-- WORKING DATA start --

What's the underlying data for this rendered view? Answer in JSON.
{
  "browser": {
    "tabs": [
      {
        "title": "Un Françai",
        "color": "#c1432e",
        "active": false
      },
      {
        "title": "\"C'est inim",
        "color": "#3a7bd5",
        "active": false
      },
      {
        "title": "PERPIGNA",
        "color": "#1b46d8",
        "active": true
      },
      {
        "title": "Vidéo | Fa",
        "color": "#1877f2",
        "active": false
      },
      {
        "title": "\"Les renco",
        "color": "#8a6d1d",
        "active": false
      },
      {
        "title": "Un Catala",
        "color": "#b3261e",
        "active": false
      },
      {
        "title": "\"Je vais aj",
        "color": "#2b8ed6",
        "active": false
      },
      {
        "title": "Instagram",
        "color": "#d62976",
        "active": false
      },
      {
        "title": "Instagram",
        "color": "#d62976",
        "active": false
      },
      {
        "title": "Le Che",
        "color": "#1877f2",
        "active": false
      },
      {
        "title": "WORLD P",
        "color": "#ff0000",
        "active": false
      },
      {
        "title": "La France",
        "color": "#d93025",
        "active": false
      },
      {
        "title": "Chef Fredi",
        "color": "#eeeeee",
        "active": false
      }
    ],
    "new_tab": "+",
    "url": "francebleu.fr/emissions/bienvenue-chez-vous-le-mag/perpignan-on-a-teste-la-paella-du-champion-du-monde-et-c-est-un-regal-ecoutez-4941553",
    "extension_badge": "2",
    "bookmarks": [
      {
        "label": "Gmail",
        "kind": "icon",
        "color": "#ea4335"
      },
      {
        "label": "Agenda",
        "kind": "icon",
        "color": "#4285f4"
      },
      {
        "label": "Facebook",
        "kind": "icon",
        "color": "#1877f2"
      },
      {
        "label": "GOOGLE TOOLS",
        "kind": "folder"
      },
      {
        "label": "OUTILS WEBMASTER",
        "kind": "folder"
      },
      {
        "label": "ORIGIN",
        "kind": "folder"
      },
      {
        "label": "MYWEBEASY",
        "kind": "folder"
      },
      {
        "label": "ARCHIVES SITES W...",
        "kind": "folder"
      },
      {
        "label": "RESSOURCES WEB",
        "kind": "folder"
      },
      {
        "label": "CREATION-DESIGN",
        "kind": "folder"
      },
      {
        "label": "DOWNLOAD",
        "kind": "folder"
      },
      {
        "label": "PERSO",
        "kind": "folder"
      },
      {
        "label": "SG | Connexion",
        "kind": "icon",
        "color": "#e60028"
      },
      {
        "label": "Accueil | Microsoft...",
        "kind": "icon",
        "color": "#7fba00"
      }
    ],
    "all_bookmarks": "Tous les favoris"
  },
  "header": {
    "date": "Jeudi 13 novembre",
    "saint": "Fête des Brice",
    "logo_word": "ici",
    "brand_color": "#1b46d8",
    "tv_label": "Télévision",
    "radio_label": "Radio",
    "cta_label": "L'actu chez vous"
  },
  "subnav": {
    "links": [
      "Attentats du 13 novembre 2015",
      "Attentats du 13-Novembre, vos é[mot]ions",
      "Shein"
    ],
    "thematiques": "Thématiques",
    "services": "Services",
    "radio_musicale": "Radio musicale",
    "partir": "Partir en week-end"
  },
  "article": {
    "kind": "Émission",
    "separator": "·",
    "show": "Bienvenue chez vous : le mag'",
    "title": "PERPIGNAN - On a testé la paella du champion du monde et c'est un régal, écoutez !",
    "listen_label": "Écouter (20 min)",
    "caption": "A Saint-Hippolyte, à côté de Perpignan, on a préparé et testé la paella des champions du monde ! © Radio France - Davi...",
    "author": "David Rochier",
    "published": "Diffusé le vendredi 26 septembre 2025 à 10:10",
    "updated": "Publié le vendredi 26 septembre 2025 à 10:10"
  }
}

-- WORKING DATA end --

# WHAT TO PRODUCE:
Find the word "chez" in the records and pull out each line that has it.

# EXERCISE ANSWER:
    "url": "francebleu.fr/emissions/bienvenue-chez-vous-le-mag/perpignan-on-a-teste-la-paella-du-champion-du-monde-et-c-est-un-regal-ecoutez-4941553",
    "cta_label": "L'actu chez vous"
    "show": "Bienvenue chez vous : le mag'",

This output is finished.